- Stated task -
Copy every line of the data below verbatim, with no changes.

- Rows -

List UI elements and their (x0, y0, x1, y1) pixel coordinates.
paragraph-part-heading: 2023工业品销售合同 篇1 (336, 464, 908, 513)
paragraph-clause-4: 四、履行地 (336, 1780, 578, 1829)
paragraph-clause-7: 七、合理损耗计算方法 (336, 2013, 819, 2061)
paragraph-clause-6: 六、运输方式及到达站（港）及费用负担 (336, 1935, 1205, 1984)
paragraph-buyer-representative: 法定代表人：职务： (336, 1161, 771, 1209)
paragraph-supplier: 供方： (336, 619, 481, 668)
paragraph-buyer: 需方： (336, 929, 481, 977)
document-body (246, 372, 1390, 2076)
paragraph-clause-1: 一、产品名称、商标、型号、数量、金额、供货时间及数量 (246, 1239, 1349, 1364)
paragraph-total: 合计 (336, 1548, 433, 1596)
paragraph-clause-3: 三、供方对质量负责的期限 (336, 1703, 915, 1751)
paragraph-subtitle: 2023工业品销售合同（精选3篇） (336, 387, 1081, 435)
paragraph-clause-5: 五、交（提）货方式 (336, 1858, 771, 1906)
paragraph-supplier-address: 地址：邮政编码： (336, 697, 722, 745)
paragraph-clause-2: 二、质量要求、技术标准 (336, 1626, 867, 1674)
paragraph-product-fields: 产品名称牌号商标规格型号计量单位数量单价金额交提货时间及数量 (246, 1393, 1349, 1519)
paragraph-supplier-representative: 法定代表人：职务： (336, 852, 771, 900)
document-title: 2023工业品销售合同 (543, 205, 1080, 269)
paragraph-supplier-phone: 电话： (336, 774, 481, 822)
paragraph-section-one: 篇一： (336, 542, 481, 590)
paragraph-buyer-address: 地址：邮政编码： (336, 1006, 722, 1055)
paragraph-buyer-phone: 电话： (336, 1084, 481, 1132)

- Result for this exercise -
List UI elements and their (x0, y0, x1, y1) pixel coordinates.
paragraph-part-heading: 2023工业品销售合同 篇1 (336, 464, 908, 513)
paragraph-clause-4: 四、履行地 (336, 1780, 578, 1829)
paragraph-clause-7: 七、合理损耗计算方法 (336, 2013, 819, 2061)
paragraph-clause-6: 六、运输方式及到达站（港）及费用负担 (336, 1935, 1205, 1984)
paragraph-buyer-representative: 法定代表人：职务： (336, 1161, 771, 1209)
paragraph-supplier: 供方： (336, 619, 481, 668)
paragraph-buyer: 需方： (336, 929, 481, 977)
document-body (246, 372, 1390, 2076)
paragraph-clause-1: 一、产品名称、商标、型号、数量、金额、供货时间及数量 (246, 1239, 1349, 1364)
paragraph-total: 合计 (336, 1548, 433, 1596)
paragraph-clause-3: 三、供方对质量负责的期限 (336, 1703, 915, 1751)
paragraph-subtitle: 2023工业品销售合同（精选3篇） (336, 387, 1081, 435)
paragraph-clause-5: 五、交（提）货方式 (336, 1858, 771, 1906)
paragraph-supplier-address: 地址：邮政编码： (336, 697, 722, 745)
paragraph-clause-2: 二、质量要求、技术标准 (336, 1626, 867, 1674)
paragraph-product-fields: 产品名称牌号商标规格型号计量单位数量单价金额交提货时间及数量 (246, 1393, 1349, 1519)
paragraph-supplier-representative: 法定代表人：职务： (336, 852, 771, 900)
document-title: 2023工业品销售合同 (543, 205, 1080, 269)
paragraph-supplier-phone: 电话： (336, 774, 481, 822)
paragraph-section-one: 篇一： (336, 542, 481, 590)
paragraph-buyer-address: 地址：邮政编码： (336, 1006, 722, 1055)
paragraph-buyer-phone: 电话： (336, 1084, 481, 1132)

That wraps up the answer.